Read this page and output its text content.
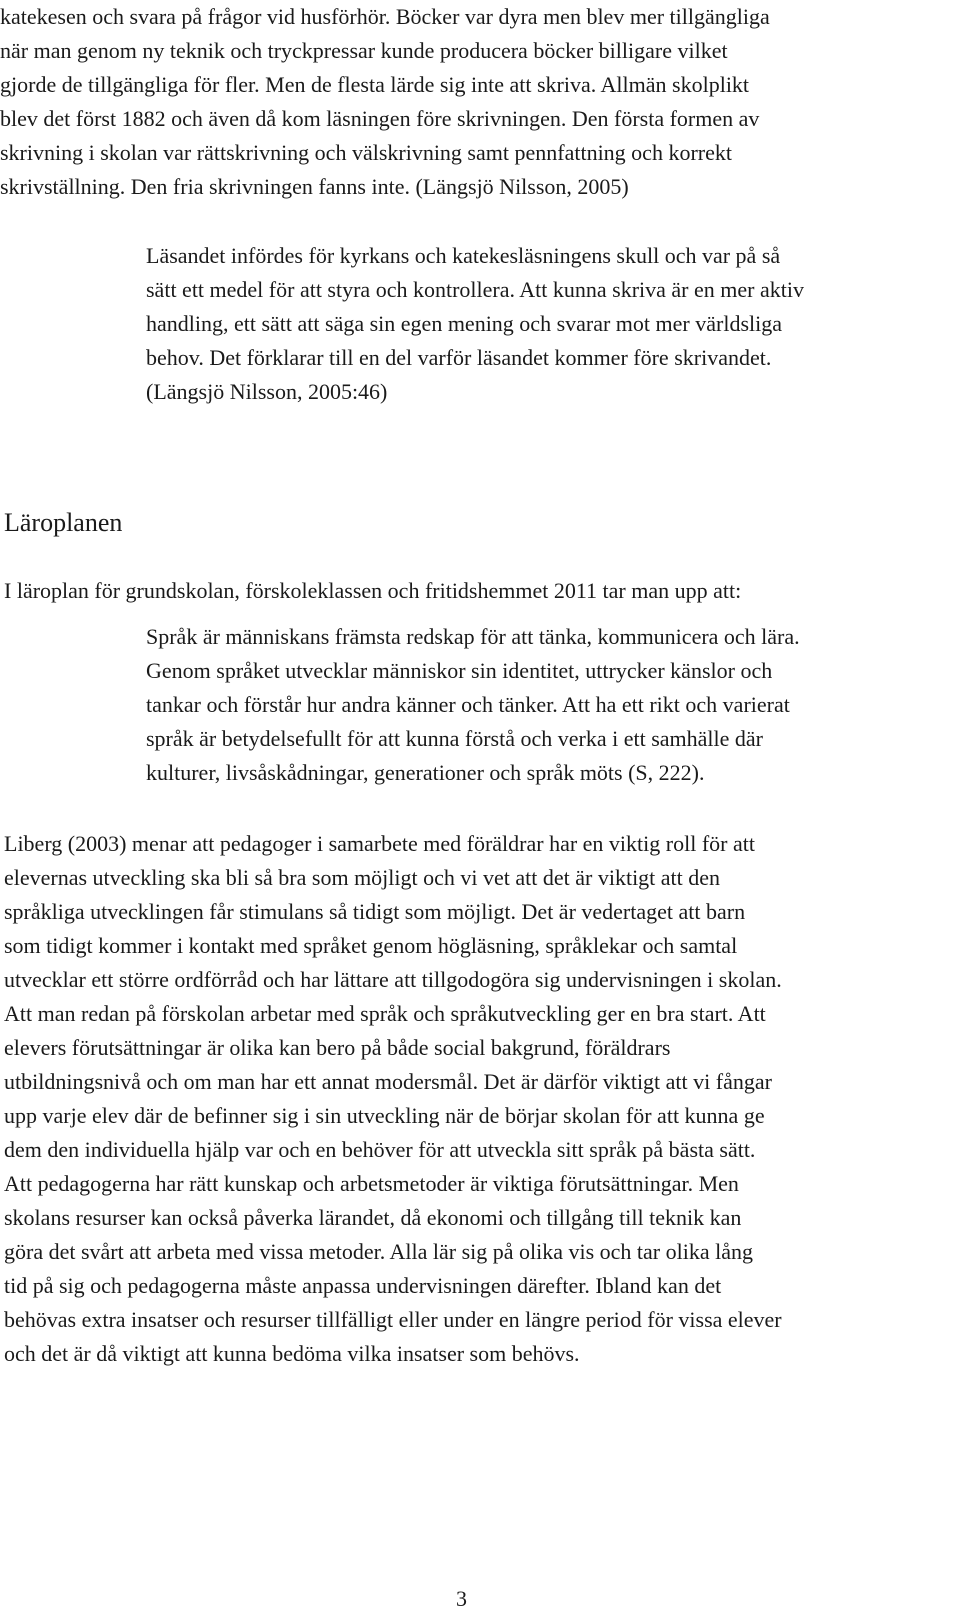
katekesen och svara på frågor vid husförhör. Böcker var dyra men blev mer tillgängliga
när man genom ny teknik och tryckpressar kunde producera böcker billigare vilket
gjorde de tillgängliga för fler. Men de flesta lärde sig inte att skriva. Allmän skolplikt
blev det först 1882 och även då kom läsningen före skrivningen. Den första formen av
skrivning i skolan var rättskrivning och välskrivning samt pennfattning och korrekt
skrivställning. Den fria skrivningen fanns inte. (Längsjö Nilsson, 2005)
Läsandet infördes för kyrkans och katekesläsningens skull och var på så
sätt ett medel för att styra och kontrollera. Att kunna skriva är en mer aktiv
handling, ett sätt att säga sin egen mening och svarar mot mer världsliga
behov. Det förklarar till en del varför läsandet kommer före skrivandet.
(Längsjö Nilsson, 2005:46)
Läroplanen
I läroplan för grundskolan, förskoleklassen och fritidshemmet 2011 tar man upp att:
Språk är människans främsta redskap för att tänka, kommunicera och lära.
Genom språket utvecklar människor sin identitet, uttrycker känslor och
tankar och förstår hur andra känner och tänker. Att ha ett rikt och varierat
språk är betydelsefullt för att kunna förstå och verka i ett samhälle där
kulturer, livsåskådningar, generationer och språk möts (S, 222).
Liberg (2003) menar att pedagoger i samarbete med föräldrar har en viktig roll för att
elevernas utveckling ska bli så bra som möjligt och vi vet att det är viktigt att den
språkliga utvecklingen får stimulans så tidigt som möjligt. Det är vedertaget att barn
som tidigt kommer i kontakt med språket genom högläsning, språklekar och samtal
utvecklar ett större ordförråd och har lättare att tillgodogöra sig undervisningen i skolan.
Att man redan på förskolan arbetar med språk och språkutveckling ger en bra start. Att
elevers förutsättningar är olika kan bero på både social bakgrund, föräldrars
utbildningsnivå och om man har ett annat modersmål. Det är därför viktigt att vi fångar
upp varje elev där de befinner sig i sin utveckling när de börjar skolan för att kunna ge
dem den individuella hjälp var och en behöver för att utveckla sitt språk på bästa sätt.
Att pedagogerna har rätt kunskap och arbetsmetoder är viktiga förutsättningar. Men
skolans resurser kan också påverka lärandet, då ekonomi och tillgång till teknik kan
göra det svårt att arbeta med vissa metoder. Alla lär sig på olika vis och tar olika lång
tid på sig och pedagogerna måste anpassa undervisningen därefter. Ibland kan det
behövas extra insatser och resurser tillfälligt eller under en längre period för vissa elever
och det är då viktigt att kunna bedöma vilka insatser som behövs.
3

==================================================

--- What you will do ---
How many lines of the preceding listing hold the string "möjligt"? Answer with the number only.

--- Exercise answer ---
2